* **GIVEN TASK 1**
In the tutorial on adding an owner field, which command has to be run so the system reflects the updated schemas and mappings?
* **GIVEN TASK 2**
How does the tutorial's part that opens with "Now in order" and closes with "schemas and mappings." read once you substitute "database" for "DB"?

So, in order to update the mapping we edit the my_site/records/mappings/v7/records/record-v1.0.0.json
file:
"properties": {
"$schema": {
"type": "text",
"index": false
},
"title": {
"type": "text",
"copy_to": "suggest_title"
},
"suggest_title": {
"type": "completion"
},
"id": {
"type": "keyword"
},
+ "owner": {
+ "type": "integer"
+ },
Next thing is to update our marshmallow schema in order to allow our new field to be validated by our loader. To
achieve that we edit the my_site/records/marshmallow/json.py
:
class MetadataSchemaV1(StrictKeysMixin):
"""Schema for the record metadata."""
id = PersistentIdentifier()
title = SanitizedUnicode(required=True, validate=validate.Length(min=3))
keywords = fields.List(SanitizedUnicode(), many=True)
publication_date = DateString()
contributors = Nested(ContributorSchemaV1, many=True, required=True)
+ owner = fields.Integer()
Now in order to reflect our changes in our system we will have to run the following command:
./scripts/setup
We have created and started a new DB and ES along with the updated schemas and mappings.
Checkpoint 1: At this point we are able to create a new record in our system that includes our new field. Let's do this!
Note: Make sure you have up and running our development server by running:
./scripts/server
Run the below command to create our new record:
curl -k --header "Content-Type: application/json" \
--request POST \
--data '{"title":"Some title", "contributors": [{"name": "Doe, John"}], "owner": "owner"}' \
https://localhost:5000/api/records/?prettyprint=1
After executing the command you should see in your console the following output:
{
"status": 400,
"message": "Validation error.",
"errors": [
{
"field": "owner",
"message": "Not a valid integer."
}
]
}
It seems that our request wasn't successful. By checking again the error message we can see that in our request
the owner
field has a string
value rather than an integer
. But who validated that?
If you remember we talked earlier about loaders
and specifically we updated our marshmallow
schema. But how is it related? To answer that let's talk about what is the responsibility of the loaders
. Its purpose is to load the data received in the create a new record request, validate it using our marshmallow
schema and transform it into our internal representation.

* **DATA SECTION**
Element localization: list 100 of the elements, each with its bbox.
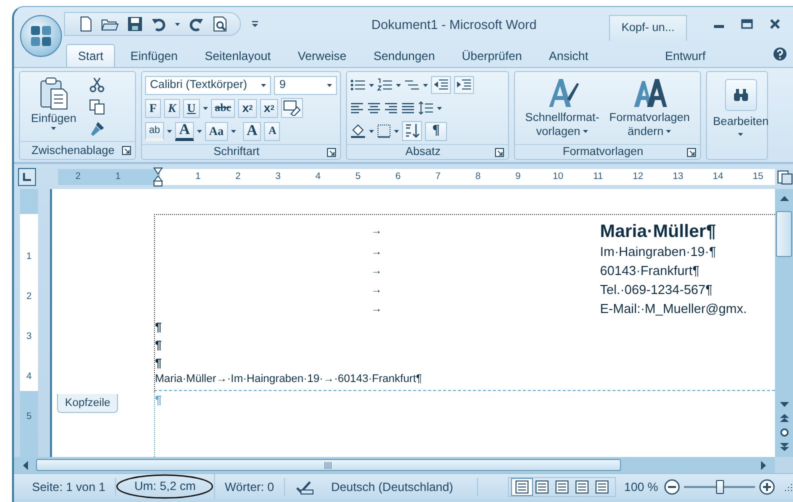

* **FULL ANSWER 1**
./scripts/setup

* **FULL ANSWER 2**
Now in order to reflect our changes in our system we will have to run the following command:
./scripts/setup
We have created and started a new database and ES along with the updated schemas and mappings.